**Short problem:** Copy out all lines that hold "Medical".

**Rows:**

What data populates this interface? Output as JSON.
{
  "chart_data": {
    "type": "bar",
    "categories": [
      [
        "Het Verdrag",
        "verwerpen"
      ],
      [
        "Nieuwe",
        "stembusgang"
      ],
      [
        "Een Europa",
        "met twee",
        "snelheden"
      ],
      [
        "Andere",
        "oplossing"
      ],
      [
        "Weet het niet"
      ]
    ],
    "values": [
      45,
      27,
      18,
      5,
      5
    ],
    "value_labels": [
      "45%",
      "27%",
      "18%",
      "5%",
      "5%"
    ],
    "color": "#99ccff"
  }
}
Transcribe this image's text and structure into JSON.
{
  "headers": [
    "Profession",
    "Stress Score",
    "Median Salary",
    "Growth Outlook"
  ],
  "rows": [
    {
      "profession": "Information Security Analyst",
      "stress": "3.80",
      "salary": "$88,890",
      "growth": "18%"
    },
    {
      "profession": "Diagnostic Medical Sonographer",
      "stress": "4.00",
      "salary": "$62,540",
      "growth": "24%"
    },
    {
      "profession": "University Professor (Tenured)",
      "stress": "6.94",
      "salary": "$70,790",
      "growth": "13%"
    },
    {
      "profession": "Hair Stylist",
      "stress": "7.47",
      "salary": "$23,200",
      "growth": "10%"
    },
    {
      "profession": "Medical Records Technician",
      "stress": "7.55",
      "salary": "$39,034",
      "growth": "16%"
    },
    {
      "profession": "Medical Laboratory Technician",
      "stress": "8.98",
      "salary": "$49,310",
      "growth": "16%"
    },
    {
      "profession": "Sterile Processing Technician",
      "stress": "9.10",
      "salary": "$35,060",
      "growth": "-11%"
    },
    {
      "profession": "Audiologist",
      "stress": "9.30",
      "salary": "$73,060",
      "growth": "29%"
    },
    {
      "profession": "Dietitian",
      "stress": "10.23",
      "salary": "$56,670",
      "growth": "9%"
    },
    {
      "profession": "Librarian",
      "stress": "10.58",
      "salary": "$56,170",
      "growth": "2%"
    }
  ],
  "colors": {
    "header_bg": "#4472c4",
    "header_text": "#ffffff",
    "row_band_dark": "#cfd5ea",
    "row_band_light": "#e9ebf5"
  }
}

**Output for this exercise:**
      "profession": "Diagnostic Medical Sonographer",
      "profession": "Medical Records Technician",
      "profession": "Medical Laboratory Technician",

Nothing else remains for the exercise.